→ Task requirements:
Identify the lines bearing the string "Component" and gather them.
== Input for this task
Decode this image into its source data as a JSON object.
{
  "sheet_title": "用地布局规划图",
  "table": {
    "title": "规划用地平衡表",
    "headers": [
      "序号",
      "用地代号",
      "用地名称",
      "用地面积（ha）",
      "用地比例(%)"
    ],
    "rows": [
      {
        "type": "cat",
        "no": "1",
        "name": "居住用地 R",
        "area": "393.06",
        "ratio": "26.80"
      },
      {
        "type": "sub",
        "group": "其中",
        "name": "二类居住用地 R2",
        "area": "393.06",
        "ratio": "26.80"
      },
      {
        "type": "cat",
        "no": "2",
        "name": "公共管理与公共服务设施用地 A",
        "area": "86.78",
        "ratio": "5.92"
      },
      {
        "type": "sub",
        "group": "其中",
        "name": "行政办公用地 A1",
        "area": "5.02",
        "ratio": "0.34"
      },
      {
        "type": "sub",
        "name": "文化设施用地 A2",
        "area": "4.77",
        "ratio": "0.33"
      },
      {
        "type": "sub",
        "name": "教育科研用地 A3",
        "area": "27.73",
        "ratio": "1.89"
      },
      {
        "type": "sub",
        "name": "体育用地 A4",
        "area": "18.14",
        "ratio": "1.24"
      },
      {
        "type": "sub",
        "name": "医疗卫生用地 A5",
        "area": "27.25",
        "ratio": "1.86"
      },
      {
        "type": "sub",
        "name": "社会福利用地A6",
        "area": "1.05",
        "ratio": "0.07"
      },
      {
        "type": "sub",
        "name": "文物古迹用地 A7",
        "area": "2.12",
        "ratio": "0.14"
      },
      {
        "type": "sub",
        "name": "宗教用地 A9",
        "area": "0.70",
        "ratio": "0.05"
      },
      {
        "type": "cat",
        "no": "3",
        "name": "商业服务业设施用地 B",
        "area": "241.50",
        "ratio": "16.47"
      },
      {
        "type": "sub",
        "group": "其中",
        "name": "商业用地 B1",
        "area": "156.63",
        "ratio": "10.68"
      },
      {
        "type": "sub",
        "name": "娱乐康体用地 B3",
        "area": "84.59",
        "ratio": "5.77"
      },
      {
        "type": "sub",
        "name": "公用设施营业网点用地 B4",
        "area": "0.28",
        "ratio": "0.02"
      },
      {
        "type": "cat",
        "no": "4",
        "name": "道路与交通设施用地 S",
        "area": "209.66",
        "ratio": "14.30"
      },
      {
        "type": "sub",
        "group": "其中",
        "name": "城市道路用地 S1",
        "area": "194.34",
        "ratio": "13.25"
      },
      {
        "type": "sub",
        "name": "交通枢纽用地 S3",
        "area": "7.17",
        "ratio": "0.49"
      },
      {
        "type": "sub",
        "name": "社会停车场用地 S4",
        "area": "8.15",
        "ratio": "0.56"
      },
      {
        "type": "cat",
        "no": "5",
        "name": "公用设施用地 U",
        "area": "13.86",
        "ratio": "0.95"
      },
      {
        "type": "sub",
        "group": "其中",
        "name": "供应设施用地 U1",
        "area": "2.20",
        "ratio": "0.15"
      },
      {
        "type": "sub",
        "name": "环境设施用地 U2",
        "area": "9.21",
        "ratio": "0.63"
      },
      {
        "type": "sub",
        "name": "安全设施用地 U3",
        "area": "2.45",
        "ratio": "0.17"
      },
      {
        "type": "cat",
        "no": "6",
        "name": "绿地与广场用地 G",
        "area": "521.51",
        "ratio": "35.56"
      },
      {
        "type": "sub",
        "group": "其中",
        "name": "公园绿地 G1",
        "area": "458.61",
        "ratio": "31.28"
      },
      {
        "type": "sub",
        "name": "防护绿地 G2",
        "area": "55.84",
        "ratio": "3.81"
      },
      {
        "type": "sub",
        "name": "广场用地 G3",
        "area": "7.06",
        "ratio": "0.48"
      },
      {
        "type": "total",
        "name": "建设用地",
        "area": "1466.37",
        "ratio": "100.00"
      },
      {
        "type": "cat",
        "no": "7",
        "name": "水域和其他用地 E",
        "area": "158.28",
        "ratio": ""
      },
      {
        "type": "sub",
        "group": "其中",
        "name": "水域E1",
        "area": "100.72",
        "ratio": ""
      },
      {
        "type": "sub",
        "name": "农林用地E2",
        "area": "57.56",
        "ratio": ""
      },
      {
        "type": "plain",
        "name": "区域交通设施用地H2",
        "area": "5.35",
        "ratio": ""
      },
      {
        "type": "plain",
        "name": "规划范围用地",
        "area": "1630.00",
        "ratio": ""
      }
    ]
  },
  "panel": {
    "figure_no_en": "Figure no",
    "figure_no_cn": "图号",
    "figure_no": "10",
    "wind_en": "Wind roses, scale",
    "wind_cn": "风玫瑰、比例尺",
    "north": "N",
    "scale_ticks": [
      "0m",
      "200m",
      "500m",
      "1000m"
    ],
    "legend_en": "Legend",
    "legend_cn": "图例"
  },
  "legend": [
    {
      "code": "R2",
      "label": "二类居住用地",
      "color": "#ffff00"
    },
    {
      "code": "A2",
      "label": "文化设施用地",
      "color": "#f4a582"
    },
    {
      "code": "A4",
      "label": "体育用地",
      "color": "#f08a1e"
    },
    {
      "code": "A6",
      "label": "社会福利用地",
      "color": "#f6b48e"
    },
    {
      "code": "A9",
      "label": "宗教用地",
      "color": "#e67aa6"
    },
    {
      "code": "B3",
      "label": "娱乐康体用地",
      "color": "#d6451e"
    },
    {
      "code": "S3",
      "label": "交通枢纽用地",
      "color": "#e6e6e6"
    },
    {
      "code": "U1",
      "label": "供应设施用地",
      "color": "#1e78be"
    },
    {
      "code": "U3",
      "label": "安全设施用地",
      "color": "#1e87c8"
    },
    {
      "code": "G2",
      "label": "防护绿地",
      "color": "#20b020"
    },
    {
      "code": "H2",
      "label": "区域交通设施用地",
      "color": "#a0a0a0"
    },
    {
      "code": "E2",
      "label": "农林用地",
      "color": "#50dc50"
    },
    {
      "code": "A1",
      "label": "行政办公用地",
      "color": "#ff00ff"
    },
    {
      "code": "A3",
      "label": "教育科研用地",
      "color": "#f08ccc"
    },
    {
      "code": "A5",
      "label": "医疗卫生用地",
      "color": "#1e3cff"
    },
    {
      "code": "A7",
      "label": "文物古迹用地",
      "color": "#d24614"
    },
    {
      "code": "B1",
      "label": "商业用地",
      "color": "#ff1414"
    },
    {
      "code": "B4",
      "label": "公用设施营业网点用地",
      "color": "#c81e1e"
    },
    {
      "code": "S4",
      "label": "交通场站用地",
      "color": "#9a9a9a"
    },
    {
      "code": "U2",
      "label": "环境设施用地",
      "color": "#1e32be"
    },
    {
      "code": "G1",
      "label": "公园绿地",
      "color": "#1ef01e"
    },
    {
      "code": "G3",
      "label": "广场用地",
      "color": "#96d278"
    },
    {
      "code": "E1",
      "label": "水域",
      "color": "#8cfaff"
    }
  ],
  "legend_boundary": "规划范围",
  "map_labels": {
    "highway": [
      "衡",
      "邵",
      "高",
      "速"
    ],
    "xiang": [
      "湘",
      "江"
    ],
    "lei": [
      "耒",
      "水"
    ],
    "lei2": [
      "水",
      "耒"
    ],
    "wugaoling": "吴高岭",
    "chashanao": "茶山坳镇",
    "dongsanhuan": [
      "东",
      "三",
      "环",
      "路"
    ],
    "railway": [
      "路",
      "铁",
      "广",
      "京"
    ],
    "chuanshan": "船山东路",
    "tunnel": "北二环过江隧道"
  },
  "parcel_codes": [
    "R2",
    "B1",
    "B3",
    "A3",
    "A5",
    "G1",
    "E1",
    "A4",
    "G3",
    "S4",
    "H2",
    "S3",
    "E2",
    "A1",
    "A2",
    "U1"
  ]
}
====
== Input for this task
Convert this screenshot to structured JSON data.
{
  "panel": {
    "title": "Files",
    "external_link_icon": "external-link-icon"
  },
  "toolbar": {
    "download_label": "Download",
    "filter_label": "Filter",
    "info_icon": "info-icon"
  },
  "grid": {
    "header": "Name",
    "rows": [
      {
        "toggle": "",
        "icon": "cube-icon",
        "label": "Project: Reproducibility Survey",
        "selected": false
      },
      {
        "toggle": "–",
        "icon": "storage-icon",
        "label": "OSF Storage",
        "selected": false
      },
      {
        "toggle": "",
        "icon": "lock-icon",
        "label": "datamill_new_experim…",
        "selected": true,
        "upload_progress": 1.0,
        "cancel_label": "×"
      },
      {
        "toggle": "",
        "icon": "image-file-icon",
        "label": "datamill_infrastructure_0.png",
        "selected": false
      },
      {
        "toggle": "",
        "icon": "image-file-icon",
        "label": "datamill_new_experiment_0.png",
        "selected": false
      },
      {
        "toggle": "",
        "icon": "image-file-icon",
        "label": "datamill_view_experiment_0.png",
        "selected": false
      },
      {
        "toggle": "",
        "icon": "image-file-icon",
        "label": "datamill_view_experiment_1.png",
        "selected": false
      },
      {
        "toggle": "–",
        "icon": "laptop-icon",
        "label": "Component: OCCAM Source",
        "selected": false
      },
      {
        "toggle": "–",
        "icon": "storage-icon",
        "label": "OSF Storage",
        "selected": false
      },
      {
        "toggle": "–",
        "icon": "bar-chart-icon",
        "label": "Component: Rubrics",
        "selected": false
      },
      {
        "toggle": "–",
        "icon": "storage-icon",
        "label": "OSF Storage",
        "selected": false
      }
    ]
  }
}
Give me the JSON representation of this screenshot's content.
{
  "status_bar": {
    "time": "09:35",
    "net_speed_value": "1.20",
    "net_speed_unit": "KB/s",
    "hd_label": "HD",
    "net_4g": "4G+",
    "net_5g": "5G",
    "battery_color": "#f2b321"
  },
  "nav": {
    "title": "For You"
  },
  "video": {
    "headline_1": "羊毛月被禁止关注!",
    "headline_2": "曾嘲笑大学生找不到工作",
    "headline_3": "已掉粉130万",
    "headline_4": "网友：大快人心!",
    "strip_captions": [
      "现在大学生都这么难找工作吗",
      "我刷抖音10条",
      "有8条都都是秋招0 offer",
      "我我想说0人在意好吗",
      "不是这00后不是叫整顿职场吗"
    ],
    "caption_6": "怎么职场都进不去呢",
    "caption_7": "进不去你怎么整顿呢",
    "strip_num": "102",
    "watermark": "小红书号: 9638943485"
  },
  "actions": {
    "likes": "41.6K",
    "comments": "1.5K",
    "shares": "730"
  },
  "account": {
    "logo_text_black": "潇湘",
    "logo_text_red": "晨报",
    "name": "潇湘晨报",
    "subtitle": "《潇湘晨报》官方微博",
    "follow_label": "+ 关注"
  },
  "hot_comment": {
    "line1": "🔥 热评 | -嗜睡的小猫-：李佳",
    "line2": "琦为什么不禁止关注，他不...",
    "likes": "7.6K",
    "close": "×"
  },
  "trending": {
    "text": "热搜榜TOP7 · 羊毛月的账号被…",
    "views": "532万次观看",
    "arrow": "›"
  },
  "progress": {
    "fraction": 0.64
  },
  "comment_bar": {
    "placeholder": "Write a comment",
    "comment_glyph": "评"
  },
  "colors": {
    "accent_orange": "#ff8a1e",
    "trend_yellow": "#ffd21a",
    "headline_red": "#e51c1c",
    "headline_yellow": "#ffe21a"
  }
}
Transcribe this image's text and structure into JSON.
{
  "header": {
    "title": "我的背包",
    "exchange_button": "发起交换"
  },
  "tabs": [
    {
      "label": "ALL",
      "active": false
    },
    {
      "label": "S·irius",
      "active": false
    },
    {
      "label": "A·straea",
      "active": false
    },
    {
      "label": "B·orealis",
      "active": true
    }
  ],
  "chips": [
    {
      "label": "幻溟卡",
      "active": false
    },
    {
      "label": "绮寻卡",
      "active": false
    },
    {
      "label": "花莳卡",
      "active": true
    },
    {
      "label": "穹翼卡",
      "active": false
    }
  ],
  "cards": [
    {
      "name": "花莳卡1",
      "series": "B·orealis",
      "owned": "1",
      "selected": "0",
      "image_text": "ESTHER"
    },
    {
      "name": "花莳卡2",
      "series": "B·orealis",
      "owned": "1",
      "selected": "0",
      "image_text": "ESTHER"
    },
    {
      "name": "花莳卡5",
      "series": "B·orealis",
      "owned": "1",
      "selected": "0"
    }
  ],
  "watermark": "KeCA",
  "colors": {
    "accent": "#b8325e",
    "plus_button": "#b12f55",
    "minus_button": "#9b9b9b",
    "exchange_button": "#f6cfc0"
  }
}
====
== Input for this task
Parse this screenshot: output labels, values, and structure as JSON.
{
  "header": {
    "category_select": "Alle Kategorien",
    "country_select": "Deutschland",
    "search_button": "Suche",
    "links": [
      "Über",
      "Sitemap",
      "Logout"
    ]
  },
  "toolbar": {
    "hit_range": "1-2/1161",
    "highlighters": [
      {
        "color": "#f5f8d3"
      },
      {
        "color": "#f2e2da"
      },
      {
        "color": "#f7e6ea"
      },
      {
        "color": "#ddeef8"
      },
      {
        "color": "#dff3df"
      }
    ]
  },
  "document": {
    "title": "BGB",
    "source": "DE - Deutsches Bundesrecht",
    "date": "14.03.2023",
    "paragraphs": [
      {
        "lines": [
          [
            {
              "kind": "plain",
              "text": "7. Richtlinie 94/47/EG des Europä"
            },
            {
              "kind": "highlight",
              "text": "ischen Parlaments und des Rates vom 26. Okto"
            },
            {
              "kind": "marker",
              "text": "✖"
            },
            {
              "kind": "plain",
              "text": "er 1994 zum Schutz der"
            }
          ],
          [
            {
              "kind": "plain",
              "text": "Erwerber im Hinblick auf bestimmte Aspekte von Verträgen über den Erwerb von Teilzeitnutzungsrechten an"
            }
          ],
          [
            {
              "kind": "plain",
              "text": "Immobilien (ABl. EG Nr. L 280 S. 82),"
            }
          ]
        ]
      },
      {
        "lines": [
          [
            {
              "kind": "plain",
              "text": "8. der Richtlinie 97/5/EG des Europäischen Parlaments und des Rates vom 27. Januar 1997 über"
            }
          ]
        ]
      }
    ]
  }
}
====
→ Reply to the exercise:
        "label": "Component: OCCAM Source",
        "label": "Component: Rubrics",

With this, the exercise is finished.